* [Exercise]
Read the listing and extract each line that includes the word "Meilen".

* [Record excerpts]
[START]
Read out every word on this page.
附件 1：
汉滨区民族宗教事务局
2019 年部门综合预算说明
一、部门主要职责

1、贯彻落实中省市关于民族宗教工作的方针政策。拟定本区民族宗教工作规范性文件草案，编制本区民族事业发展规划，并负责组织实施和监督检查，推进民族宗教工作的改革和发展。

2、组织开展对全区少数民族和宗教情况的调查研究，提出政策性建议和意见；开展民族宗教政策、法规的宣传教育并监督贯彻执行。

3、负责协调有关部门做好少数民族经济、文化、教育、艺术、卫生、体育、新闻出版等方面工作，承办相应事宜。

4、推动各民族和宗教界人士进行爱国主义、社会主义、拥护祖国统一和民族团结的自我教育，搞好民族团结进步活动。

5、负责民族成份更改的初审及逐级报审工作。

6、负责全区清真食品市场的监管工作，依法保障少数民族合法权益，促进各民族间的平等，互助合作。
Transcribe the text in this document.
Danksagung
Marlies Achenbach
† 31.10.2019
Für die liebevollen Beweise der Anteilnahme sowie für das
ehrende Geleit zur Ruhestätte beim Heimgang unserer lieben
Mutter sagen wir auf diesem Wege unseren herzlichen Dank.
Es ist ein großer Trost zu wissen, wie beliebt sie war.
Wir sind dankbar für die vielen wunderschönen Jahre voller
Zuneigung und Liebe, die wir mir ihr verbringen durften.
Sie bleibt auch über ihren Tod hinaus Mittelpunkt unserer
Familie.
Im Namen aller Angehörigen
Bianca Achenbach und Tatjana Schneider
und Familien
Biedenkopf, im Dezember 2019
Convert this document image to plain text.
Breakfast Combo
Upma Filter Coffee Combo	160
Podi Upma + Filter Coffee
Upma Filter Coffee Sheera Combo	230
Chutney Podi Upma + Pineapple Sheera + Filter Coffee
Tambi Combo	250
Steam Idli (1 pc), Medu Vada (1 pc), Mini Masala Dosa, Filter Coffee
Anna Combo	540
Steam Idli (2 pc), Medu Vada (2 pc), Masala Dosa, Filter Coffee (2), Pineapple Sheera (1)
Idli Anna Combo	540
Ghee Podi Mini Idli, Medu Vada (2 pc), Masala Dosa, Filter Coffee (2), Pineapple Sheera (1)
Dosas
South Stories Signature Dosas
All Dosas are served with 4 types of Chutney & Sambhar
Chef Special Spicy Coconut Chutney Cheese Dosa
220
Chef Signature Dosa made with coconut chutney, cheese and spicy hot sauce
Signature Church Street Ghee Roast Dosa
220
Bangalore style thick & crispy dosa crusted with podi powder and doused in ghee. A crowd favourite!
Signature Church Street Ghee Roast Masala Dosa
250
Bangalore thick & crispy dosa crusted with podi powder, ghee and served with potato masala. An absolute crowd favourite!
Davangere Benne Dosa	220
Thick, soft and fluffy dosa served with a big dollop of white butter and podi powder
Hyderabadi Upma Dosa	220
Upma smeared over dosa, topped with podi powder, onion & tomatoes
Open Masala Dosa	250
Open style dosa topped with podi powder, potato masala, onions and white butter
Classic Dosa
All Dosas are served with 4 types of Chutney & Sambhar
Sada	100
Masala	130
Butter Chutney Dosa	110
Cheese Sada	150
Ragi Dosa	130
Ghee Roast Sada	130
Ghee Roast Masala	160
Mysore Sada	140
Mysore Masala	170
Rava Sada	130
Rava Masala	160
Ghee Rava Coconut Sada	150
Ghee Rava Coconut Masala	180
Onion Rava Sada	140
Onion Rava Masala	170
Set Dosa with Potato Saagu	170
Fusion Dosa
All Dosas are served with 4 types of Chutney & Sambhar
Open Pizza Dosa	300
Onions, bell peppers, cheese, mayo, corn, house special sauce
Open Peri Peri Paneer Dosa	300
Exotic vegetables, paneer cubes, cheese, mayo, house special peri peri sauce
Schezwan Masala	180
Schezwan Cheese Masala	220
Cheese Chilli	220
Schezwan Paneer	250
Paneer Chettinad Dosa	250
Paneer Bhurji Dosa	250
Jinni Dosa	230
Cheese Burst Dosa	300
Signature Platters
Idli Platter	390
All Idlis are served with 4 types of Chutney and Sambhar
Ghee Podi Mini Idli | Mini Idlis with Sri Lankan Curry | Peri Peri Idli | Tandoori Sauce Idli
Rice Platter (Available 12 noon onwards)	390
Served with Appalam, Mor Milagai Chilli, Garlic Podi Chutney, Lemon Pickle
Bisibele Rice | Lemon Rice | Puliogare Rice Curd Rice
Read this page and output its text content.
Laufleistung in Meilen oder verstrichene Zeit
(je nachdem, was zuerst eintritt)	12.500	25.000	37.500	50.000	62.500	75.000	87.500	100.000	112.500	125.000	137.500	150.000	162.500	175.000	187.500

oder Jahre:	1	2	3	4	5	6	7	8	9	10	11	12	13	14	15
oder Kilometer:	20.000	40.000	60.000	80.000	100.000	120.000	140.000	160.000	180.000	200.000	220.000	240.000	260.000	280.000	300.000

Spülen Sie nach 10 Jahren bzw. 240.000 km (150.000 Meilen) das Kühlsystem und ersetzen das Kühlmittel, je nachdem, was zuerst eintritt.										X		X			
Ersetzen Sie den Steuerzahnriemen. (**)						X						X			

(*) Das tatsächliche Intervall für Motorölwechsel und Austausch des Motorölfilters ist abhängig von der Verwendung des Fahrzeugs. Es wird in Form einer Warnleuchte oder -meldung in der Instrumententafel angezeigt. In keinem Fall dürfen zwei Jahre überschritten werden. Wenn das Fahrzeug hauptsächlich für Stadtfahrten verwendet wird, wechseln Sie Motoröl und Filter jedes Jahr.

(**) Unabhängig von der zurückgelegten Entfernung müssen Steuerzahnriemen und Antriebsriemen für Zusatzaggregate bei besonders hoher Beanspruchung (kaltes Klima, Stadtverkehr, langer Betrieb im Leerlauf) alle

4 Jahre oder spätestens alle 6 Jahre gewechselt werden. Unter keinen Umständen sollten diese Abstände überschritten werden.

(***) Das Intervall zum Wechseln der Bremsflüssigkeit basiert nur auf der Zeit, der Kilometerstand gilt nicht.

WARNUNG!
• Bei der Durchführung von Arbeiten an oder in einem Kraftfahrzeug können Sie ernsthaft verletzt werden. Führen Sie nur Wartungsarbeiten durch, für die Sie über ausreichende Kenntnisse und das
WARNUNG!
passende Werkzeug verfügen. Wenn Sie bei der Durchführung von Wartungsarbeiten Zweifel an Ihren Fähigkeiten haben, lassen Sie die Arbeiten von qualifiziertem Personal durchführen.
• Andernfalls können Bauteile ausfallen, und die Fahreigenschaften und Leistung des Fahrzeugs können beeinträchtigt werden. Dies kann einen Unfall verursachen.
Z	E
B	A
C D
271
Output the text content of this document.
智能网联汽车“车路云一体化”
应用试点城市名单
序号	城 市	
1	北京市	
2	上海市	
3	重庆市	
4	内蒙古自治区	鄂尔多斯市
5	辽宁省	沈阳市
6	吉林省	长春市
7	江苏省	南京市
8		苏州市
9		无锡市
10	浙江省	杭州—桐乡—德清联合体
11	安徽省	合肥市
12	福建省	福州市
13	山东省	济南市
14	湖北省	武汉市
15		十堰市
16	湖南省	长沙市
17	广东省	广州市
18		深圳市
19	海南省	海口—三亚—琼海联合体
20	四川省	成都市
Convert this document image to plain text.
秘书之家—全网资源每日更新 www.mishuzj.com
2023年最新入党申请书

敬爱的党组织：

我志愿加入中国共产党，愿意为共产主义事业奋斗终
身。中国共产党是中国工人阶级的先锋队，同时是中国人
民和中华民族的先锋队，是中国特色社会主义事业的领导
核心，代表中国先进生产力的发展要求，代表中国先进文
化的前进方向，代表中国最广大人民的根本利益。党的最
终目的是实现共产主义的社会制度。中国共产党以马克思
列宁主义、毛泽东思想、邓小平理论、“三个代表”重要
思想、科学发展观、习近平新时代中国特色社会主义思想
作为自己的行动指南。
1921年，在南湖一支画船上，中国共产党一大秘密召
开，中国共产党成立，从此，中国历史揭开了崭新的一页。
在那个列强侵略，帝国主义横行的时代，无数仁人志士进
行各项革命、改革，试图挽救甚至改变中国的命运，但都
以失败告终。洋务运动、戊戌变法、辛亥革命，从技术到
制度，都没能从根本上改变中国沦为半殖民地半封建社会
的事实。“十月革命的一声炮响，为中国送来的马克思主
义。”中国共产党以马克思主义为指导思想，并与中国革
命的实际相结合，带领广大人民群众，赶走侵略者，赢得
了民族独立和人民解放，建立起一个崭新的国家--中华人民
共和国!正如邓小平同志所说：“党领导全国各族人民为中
[END]
* [Answer for the task]
Laufleistung in Meilen oder verstrichene Zeit
Spülen Sie nach 10 Jahren bzw. 240.000 km (150.000 Meilen) das Kühlsystem und ersetzen das Kühlmittel, je nachdem, was zuerst eintritt.										X		X			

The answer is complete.